> _Instruction_
Would you repeat the lines from the one with "Give me the" through the final line, both included, and nothing else? No pictures belong in the copy.

** Start of Data excerpts **

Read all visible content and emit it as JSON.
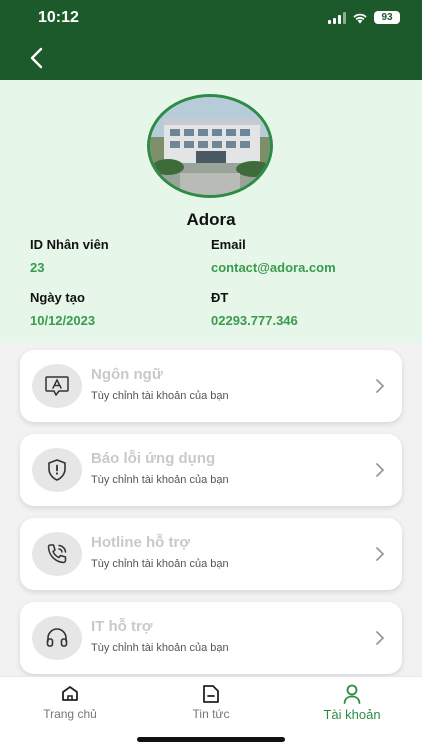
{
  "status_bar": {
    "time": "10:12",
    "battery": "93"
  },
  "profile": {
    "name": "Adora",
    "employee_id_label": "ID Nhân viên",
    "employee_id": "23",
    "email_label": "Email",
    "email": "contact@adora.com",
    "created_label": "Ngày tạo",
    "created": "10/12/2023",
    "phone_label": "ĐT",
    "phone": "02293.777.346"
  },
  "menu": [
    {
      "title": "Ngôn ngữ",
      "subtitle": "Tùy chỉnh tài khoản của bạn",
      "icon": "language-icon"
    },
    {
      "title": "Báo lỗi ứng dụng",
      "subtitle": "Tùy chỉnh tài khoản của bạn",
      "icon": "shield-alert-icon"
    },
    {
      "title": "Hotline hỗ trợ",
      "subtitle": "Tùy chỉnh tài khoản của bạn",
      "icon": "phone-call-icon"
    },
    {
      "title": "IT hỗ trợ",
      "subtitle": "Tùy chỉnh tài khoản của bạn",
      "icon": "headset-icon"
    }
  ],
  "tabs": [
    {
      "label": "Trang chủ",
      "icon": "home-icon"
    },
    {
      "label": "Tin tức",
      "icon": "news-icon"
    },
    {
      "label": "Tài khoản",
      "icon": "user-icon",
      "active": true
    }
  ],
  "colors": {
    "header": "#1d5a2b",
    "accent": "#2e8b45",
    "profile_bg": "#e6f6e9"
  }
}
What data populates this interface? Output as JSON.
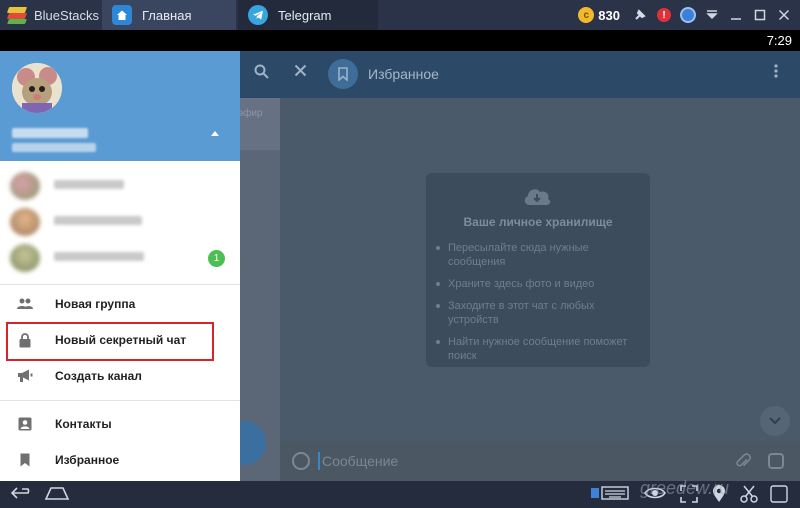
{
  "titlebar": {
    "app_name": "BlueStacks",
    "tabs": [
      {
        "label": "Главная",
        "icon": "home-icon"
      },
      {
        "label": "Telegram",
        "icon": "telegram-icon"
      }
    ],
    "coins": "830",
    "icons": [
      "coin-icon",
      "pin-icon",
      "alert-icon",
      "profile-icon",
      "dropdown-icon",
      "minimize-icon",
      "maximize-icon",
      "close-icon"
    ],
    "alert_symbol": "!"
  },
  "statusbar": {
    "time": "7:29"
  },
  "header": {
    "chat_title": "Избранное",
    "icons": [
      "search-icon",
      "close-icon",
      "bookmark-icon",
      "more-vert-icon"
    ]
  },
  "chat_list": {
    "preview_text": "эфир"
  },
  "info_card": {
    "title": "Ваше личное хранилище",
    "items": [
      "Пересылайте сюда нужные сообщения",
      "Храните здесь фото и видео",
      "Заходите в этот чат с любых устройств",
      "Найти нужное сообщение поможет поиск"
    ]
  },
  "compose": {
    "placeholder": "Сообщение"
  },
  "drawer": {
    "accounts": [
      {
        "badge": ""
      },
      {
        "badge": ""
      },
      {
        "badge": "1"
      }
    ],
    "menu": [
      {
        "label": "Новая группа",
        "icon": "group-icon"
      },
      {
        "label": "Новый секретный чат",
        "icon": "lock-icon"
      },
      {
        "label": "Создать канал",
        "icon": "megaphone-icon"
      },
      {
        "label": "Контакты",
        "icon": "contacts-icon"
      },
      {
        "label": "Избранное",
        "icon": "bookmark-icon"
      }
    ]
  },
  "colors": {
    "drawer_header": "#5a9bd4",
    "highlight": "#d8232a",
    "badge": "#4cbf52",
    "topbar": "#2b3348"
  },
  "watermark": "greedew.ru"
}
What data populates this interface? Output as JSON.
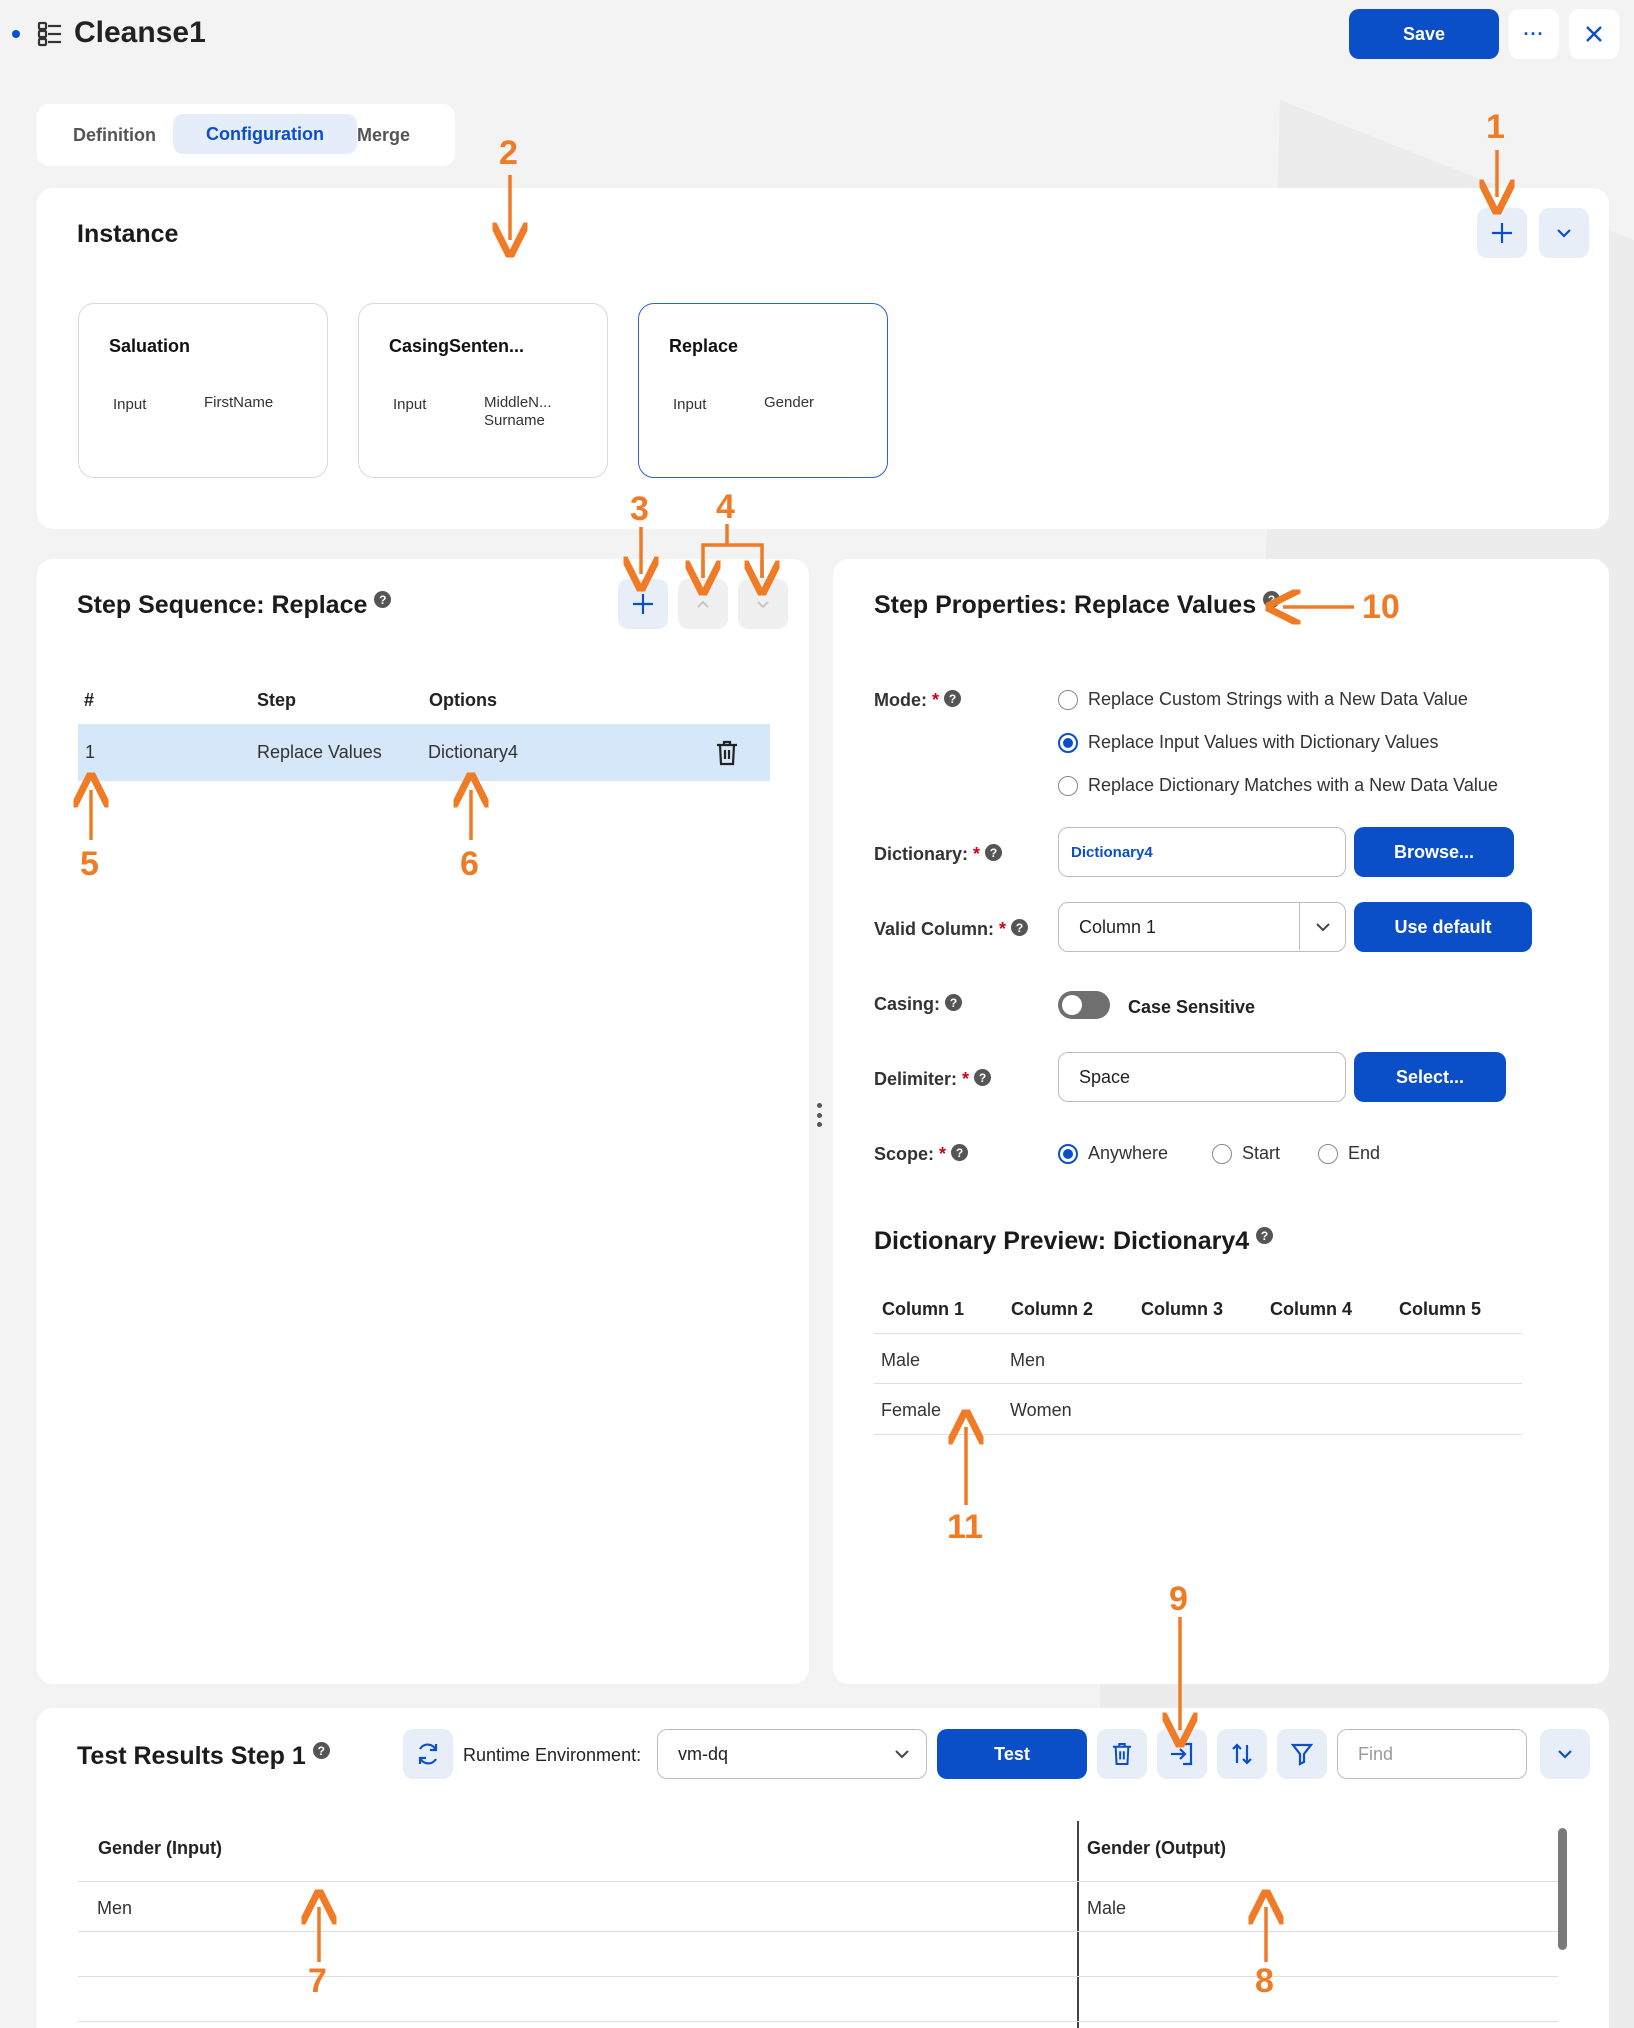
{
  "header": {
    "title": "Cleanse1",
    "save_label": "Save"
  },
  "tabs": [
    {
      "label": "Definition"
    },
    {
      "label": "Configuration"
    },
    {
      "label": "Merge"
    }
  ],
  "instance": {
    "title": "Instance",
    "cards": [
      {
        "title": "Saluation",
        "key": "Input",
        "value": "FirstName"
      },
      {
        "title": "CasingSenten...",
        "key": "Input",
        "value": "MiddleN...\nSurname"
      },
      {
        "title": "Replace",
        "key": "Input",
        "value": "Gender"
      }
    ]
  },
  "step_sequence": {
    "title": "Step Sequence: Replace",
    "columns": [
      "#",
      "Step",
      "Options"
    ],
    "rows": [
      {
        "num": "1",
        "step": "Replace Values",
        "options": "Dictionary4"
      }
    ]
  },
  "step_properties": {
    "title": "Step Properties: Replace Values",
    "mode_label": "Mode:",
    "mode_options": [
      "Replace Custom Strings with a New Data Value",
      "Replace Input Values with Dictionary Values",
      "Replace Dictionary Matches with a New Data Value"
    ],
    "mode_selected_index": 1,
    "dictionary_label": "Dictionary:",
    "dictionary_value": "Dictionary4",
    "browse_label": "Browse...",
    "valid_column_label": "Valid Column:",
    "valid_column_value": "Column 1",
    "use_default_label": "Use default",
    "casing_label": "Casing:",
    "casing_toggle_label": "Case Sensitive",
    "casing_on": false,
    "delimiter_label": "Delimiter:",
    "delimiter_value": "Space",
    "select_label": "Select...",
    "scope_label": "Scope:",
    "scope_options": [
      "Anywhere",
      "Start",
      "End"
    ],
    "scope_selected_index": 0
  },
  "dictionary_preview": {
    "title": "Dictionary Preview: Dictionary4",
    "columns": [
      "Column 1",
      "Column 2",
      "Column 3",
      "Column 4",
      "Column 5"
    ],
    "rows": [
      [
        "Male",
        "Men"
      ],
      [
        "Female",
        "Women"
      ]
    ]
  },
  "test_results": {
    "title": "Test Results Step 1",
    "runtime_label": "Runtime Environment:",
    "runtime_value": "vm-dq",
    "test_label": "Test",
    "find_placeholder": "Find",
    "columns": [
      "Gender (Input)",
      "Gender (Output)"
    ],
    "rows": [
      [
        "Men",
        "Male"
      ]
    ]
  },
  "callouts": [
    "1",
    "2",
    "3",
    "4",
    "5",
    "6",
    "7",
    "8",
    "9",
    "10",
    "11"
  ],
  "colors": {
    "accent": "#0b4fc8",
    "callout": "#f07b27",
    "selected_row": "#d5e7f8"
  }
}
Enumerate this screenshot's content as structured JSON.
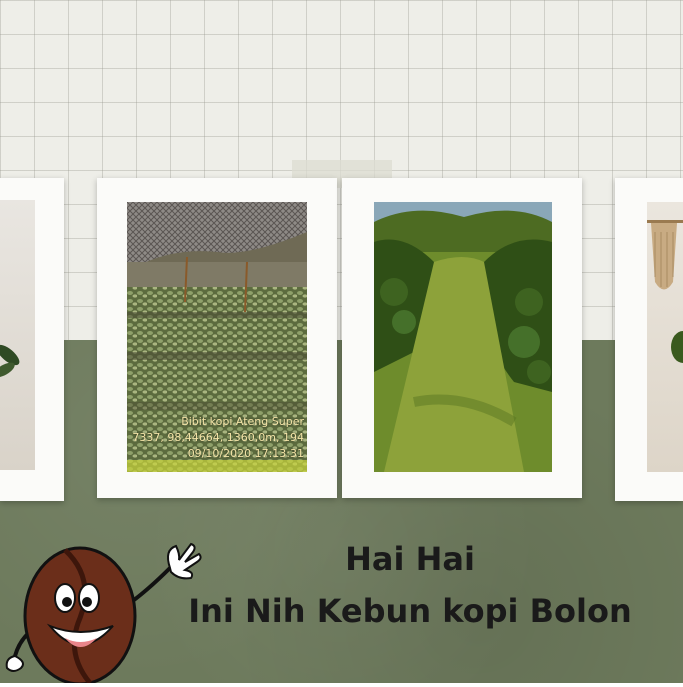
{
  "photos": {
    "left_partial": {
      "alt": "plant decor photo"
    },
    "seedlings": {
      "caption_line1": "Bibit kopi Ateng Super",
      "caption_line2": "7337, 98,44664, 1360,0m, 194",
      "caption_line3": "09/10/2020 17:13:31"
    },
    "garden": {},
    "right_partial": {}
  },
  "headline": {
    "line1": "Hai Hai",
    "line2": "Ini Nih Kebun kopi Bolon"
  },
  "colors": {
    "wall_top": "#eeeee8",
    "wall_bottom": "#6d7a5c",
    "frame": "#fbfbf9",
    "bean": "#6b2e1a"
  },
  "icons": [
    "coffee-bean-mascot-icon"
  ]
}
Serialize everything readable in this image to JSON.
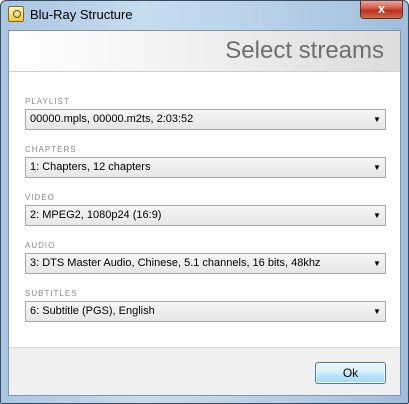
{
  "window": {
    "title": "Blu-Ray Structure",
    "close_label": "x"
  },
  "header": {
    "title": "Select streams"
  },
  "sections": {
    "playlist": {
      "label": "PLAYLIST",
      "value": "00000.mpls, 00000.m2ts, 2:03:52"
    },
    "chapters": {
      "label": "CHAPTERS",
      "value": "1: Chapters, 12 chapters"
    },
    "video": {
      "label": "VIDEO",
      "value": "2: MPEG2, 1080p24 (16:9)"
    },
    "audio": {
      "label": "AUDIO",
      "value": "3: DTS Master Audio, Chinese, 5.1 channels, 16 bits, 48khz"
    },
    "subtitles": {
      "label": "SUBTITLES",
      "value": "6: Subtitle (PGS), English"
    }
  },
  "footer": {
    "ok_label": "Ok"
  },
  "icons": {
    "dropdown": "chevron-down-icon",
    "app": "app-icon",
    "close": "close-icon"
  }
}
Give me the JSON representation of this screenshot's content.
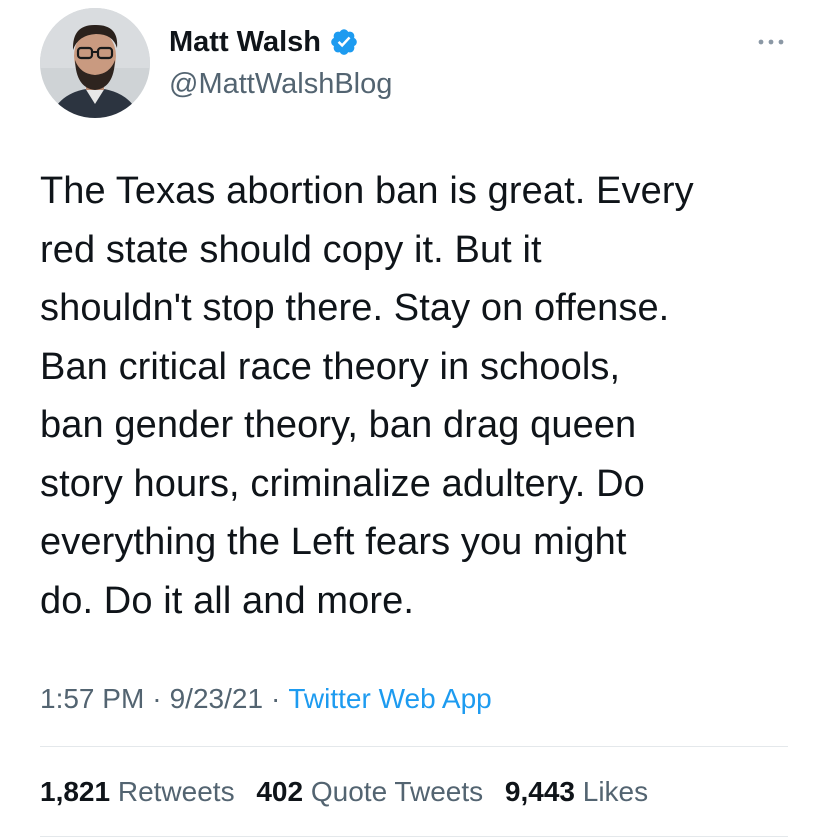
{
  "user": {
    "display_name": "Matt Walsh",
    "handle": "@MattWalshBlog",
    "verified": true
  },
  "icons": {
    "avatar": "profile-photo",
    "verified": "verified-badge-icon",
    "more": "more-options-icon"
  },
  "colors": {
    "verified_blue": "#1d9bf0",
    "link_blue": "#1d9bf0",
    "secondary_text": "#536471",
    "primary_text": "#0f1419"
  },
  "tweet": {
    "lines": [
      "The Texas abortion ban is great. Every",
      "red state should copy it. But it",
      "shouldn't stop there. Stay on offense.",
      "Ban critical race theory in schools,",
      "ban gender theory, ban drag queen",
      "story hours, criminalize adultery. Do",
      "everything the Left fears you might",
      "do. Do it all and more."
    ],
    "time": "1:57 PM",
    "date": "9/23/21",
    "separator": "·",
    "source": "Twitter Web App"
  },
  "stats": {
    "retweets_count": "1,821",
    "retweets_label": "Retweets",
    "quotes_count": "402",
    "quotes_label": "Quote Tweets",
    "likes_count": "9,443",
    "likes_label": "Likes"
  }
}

** End of Data excerpts **

> _Exercise solution_
Give me the JSON representation of this screenshot's content.
{
  "user": {
    "display_name": "Matt Walsh",
    "handle": "@MattWalshBlog",
    "verified": true
  },
  "icons": {
    "avatar": "profile-photo",
    "verified": "verified-badge-icon",
    "more": "more-options-icon"
  },
  "colors": {
    "verified_blue": "#1d9bf0",
    "link_blue": "#1d9bf0",
    "secondary_text": "#536471",
    "primary_text": "#0f1419"
  },
  "tweet": {
    "lines": [
      "The Texas abortion ban is great. Every",
      "red state should copy it. But it",
      "shouldn't stop there. Stay on offense.",
      "Ban critical race theory in schools,",
      "ban gender theory, ban drag queen",
      "story hours, criminalize adultery. Do",
      "everything the Left fears you might",
      "do. Do it all and more."
    ],
    "time": "1:57 PM",
    "date": "9/23/21",
    "separator": "·",
    "source": "Twitter Web App"
  },
  "stats": {
    "retweets_count": "1,821",
    "retweets_label": "Retweets",
    "quotes_count": "402",
    "quotes_label": "Quote Tweets",
    "likes_count": "9,443",
    "likes_label": "Likes"
  }
}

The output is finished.